Records supplied =>
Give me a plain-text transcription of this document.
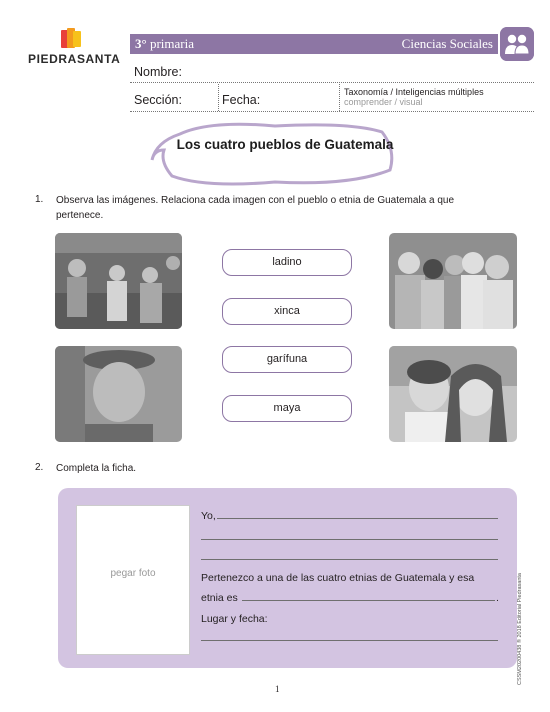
PIEDRASANTA
3° primaria	Ciencias Sociales
Nombre:
Sección:	Fecha:
Taxonomía / Inteligencias múltiples
comprender / visual
Los cuatro pueblos de Guatemala
1. Observa las imágenes. Relaciona cada imagen con el pueblo o etnia de Guatemala a que pertenece.
ladino
xinca
garífuna
maya
2. Completa la ficha.
pegar foto
Yo,
Pertenezco a una de las cuatro etnias de Guatemala y esa
etnia es	.
Lugar y fecha:	CSSM20200438 ® 2018 Editorial Piedrasanta
1
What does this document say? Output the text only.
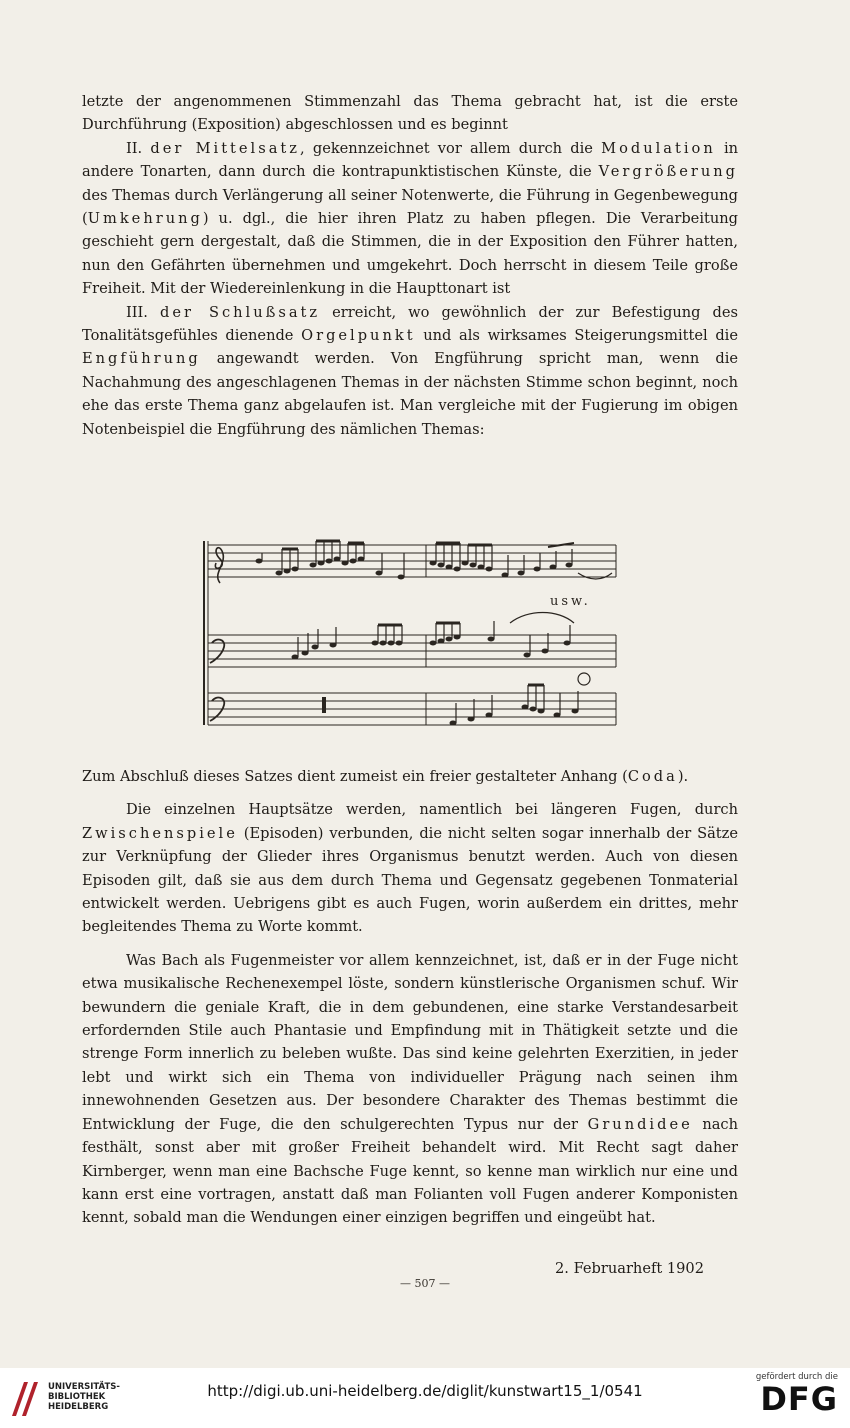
letzte der angenommenen Stimmenzahl das Thema gebracht hat, ist die erste Durchführung (Exposition) abgeschlossen und es beginnt

II. der Mittelsatz, gekennzeichnet vor allem durch die Modulation in andere Tonarten, dann durch die kontrapunktistischen Künste, die Vergrößerung des Themas durch Verlängerung all seiner Notenwerte, die Führung in Gegenbewegung (Umkehrung) u. dgl., die hier ihren Platz zu haben pflegen. Die Verarbeitung geschieht gern dergestalt, daß die Stimmen, die in der Exposition den Führer hatten, nun den Gefährten übernehmen und umgekehrt. Doch herrscht in diesem Teile große Freiheit. Mit der Wiedereinlenkung in die Haupttonart ist

III. der Schlußsatz erreicht, wo gewöhnlich der zur Befestigung des Tonalitätsgefühles dienende Orgelpunkt und als wirksames Steigerungsmittel die Engführung angewandt werden. Von Engführung spricht man, wenn die Nachahmung des angeschlagenen Themas in der nächsten Stimme schon beginnt, noch ehe das erste Thema ganz abgelaufen ist. Man vergleiche mit der Fugierung im obigen Notenbeispiel die Engführung des nämlichen Themas:

usw.

Zum Abschluß dieses Satzes dient zumeist ein freier gestalteter Anhang (Coda).

Die einzelnen Hauptsätze werden, namentlich bei längeren Fugen, durch Zwischenspiele (Episoden) verbunden, die nicht selten sogar innerhalb der Sätze zur Verknüpfung der Glieder ihres Organismus benutzt werden. Auch von diesen Episoden gilt, daß sie aus dem durch Thema und Gegensatz gegebenen Tonmaterial entwickelt werden. Uebrigens gibt es auch Fugen, worin außerdem ein drittes, mehr begleitendes Thema zu Worte kommt.

Was Bach als Fugenmeister vor allem kennzeichnet, ist, daß er in der Fuge nicht etwa musikalische Rechenexempel löste, sondern künstlerische Organismen schuf. Wir bewundern die geniale Kraft, die in dem gebundenen, eine starke Verstandesarbeit erfordernden Stile auch Phantasie und Empfindung mit in Thätigkeit setzte und die strenge Form innerlich zu beleben wußte. Das sind keine gelehrten Exerzitien, in jeder lebt und wirkt sich ein Thema von individueller Prägung nach seinen ihm innewohnenden Gesetzen aus. Der besondere Charakter des Themas bestimmt die Entwicklung der Fuge, die den schulgerechten Typus nur der Grundidee nach festhält, sonst aber mit großer Freiheit behandelt wird. Mit Recht sagt daher Kirnberger, wenn man eine Bachsche Fuge kennt, so kenne man wirklich nur eine und kann erst eine vortragen, anstatt daß man Folianten voll Fugen anderer Komponisten kennt, sobald man die Wendungen einer einzigen begriffen und eingeübt hat.

2. Februarheft 1902
— 507 —
UNIVERSITÄTS-
BIBLIOTHEK
HEIDELBERG
http://digi.ub.uni-heidelberg.de/diglit/kunstwart15_1/0541
gefördert durch die
DFG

Instructions for the task => Each entry should appear again exactly as written, pictures excluded.

Task answer =>
Give me a plain-text transcription of this document.
PIEDRASANTA
3° primaria	Ciencias Sociales
Nombre:
Sección:	Fecha:
Taxonomía / Inteligencias múltiples
comprender / visual
Los cuatro pueblos de Guatemala
1. Observa las imágenes. Relaciona cada imagen con el pueblo o etnia de Guatemala a que pertenece.
ladino
xinca
garífuna
maya
2. Completa la ficha.
pegar foto
Yo,
Pertenezco a una de las cuatro etnias de Guatemala y esa
etnia es	.
Lugar y fecha:	CSSM20200438 ® 2018 Editorial Piedrasanta
1
What does this document say? Output the text only.
letzte der angenommenen Stimmenzahl das Thema gebracht hat, ist die erste Durchführung (Exposition) abgeschlossen und es beginnt

II. der Mittelsatz, gekennzeichnet vor allem durch die Modulation in andere Tonarten, dann durch die kontrapunktistischen Künste, die Vergrößerung des Themas durch Verlängerung all seiner Notenwerte, die Führung in Gegenbewegung (Umkehrung) u. dgl., die hier ihren Platz zu haben pflegen. Die Verarbeitung geschieht gern dergestalt, daß die Stimmen, die in der Exposition den Führer hatten, nun den Gefährten übernehmen und umgekehrt. Doch herrscht in diesem Teile große Freiheit. Mit der Wiedereinlenkung in die Haupttonart ist

III. der Schlußsatz erreicht, wo gewöhnlich der zur Befestigung des Tonalitätsgefühles dienende Orgelpunkt und als wirksames Steigerungsmittel die Engführung angewandt werden. Von Engführung spricht man, wenn die Nachahmung des angeschlagenen Themas in der nächsten Stimme schon beginnt, noch ehe das erste Thema ganz abgelaufen ist. Man vergleiche mit der Fugierung im obigen Notenbeispiel die Engführung des nämlichen Themas:

usw.

Zum Abschluß dieses Satzes dient zumeist ein freier gestalteter Anhang (Coda).

Die einzelnen Hauptsätze werden, namentlich bei längeren Fugen, durch Zwischenspiele (Episoden) verbunden, die nicht selten sogar innerhalb der Sätze zur Verknüpfung der Glieder ihres Organismus benutzt werden. Auch von diesen Episoden gilt, daß sie aus dem durch Thema und Gegensatz gegebenen Tonmaterial entwickelt werden. Uebrigens gibt es auch Fugen, worin außerdem ein drittes, mehr begleitendes Thema zu Worte kommt.

Was Bach als Fugenmeister vor allem kennzeichnet, ist, daß er in der Fuge nicht etwa musikalische Rechenexempel löste, sondern künstlerische Organismen schuf. Wir bewundern die geniale Kraft, die in dem gebundenen, eine starke Verstandesarbeit erfordernden Stile auch Phantasie und Empfindung mit in Thätigkeit setzte und die strenge Form innerlich zu beleben wußte. Das sind keine gelehrten Exerzitien, in jeder lebt und wirkt sich ein Thema von individueller Prägung nach seinen ihm innewohnenden Gesetzen aus. Der besondere Charakter des Themas bestimmt die Entwicklung der Fuge, die den schulgerechten Typus nur der Grundidee nach festhält, sonst aber mit großer Freiheit behandelt wird. Mit Recht sagt daher Kirnberger, wenn man eine Bachsche Fuge kennt, so kenne man wirklich nur eine und kann erst eine vortragen, anstatt daß man Folianten voll Fugen anderer Komponisten kennt, sobald man die Wendungen einer einzigen begriffen und eingeübt hat.

2. Februarheft 1902
— 507 —
UNIVERSITÄTS-
BIBLIOTHEK
HEIDELBERG
http://digi.ub.uni-heidelberg.de/diglit/kunstwart15_1/0541
gefördert durch die
DFG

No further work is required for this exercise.